═════ MATERIAL PROVIDED

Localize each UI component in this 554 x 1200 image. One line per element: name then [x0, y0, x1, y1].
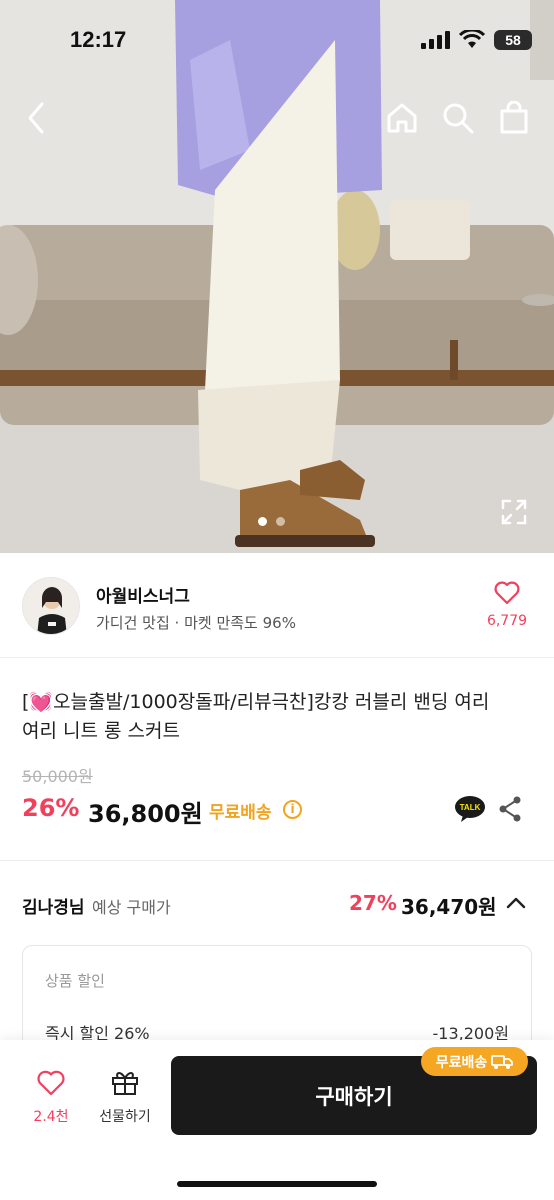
seller-like-button[interactable]: 6,779	[482, 581, 532, 629]
carousel-dot-active	[258, 517, 267, 526]
truck-icon	[491, 1054, 514, 1069]
talk-icon-text: TALK	[460, 803, 481, 812]
seller-section[interactable]: 아월비스너그 가디건 맛집 · 마켓 만족도 96% 6,779	[0, 553, 554, 658]
free-shipping-badge: 무료배송	[421, 1047, 528, 1076]
status-icons: 58	[420, 30, 532, 50]
seller-name[interactable]: 아월비스너그	[96, 582, 190, 607]
sale-price: 36,800원	[88, 800, 203, 828]
home-indicator	[177, 1181, 377, 1187]
search-button[interactable]	[438, 98, 478, 138]
gift-button[interactable]: 선물하기	[90, 1068, 160, 1126]
home-icon	[387, 103, 417, 133]
product-title-line1: [💓오늘출발/1000장돌파/리뷰극찬]캉캉 러블리 밴딩 여리	[22, 691, 490, 713]
original-price: 50,000원	[22, 767, 93, 786]
cart-button[interactable]	[494, 98, 534, 138]
product-title: [💓오늘출발/1000장돌파/리뷰극찬]캉캉 러블리 밴딩 여리 여리 니트 롱…	[22, 688, 534, 746]
wifi-icon	[459, 30, 485, 48]
discount-rate: 26%	[22, 794, 80, 822]
back-button[interactable]	[16, 98, 56, 138]
product-image-carousel[interactable]: 12:17 58	[0, 0, 554, 553]
chevron-up-icon[interactable]	[504, 893, 528, 913]
expected-price-label: 예상 구매가	[92, 898, 171, 917]
carousel-dot	[276, 517, 285, 526]
wishlist-button[interactable]: 2.4천	[26, 1070, 76, 1126]
shopping-bag-icon	[500, 101, 528, 134]
free-shipping-badge-label: 무료배송	[435, 1054, 488, 1071]
user-name: 김나경님	[22, 898, 85, 918]
expected-price: 36,470원	[401, 895, 497, 919]
seller-avatar-image	[23, 578, 79, 634]
wishlist-count: 2.4천	[33, 1109, 69, 1125]
seller-like-count: 6,779	[486, 613, 528, 629]
info-icon[interactable]: i	[283, 800, 302, 819]
home-button[interactable]	[382, 98, 422, 138]
share-button[interactable]	[498, 796, 522, 822]
talk-bubble-icon: TALK	[455, 796, 485, 822]
fullscreen-button[interactable]	[500, 498, 528, 526]
heart-icon	[494, 581, 520, 605]
chevron-left-icon	[28, 102, 44, 134]
status-bar: 12:17 58	[0, 0, 554, 84]
heart-icon	[37, 1070, 65, 1096]
expected-discount: 27%	[349, 891, 397, 915]
cellular-signal-icon	[421, 31, 450, 49]
battery-icon: 58	[494, 30, 532, 50]
kakao-talk-button[interactable]: TALK	[454, 795, 486, 823]
status-time: 12:17	[70, 27, 127, 52]
gift-label: 선물하기	[99, 1109, 151, 1125]
gift-icon	[112, 1072, 138, 1095]
discount-section-title: 상품 할인	[45, 972, 105, 990]
expand-icon	[501, 499, 527, 525]
section-divider	[0, 860, 554, 861]
carousel-indicator	[258, 517, 285, 526]
seller-avatar[interactable]	[22, 577, 80, 635]
bottom-action-bar: 2.4천 선물하기 구매하기 무료배송	[0, 1040, 554, 1200]
share-icon	[499, 796, 521, 822]
free-shipping-label: 무료배송	[209, 803, 272, 823]
seller-subtitle: 가디건 맛집 · 마켓 만족도 96%	[96, 614, 296, 632]
product-title-line2: 여리 니트 롱 스커트	[22, 720, 180, 742]
search-icon	[443, 103, 474, 134]
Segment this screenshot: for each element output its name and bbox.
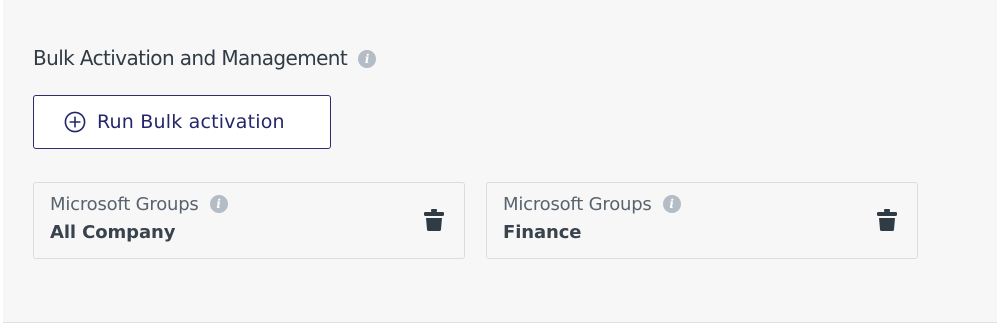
trash-icon — [424, 209, 444, 231]
group-name: All Company — [50, 222, 176, 243]
group-type-row: Microsoft Groups i — [50, 193, 228, 215]
delete-group-button[interactable] — [421, 207, 447, 233]
delete-group-button[interactable] — [874, 207, 900, 233]
section-header: Bulk Activation and Management i — [33, 44, 377, 72]
trash-icon — [877, 209, 897, 231]
section-title: Bulk Activation and Management — [33, 46, 348, 70]
info-icon[interactable]: i — [358, 49, 377, 68]
info-icon[interactable]: i — [662, 195, 681, 213]
run-bulk-activation-button[interactable]: Run Bulk activation — [33, 95, 331, 149]
group-type-label: Microsoft Groups — [503, 193, 652, 215]
group-name: Finance — [503, 222, 582, 243]
plus-circle-icon — [64, 111, 86, 133]
group-card: Microsoft Groups i Finance — [486, 182, 918, 259]
info-icon[interactable]: i — [209, 195, 228, 213]
group-type-row: Microsoft Groups i — [503, 193, 681, 215]
group-card: Microsoft Groups i All Company — [33, 182, 465, 259]
run-bulk-activation-label: Run Bulk activation — [97, 111, 285, 133]
group-type-label: Microsoft Groups — [50, 193, 199, 215]
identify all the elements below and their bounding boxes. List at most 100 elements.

══════════

Copy out in full every line above that contains the string "heart".

▶ [FULL OUTPUT]:
heart-icon	[494, 581, 520, 605]
heart-icon	[37, 1070, 65, 1096]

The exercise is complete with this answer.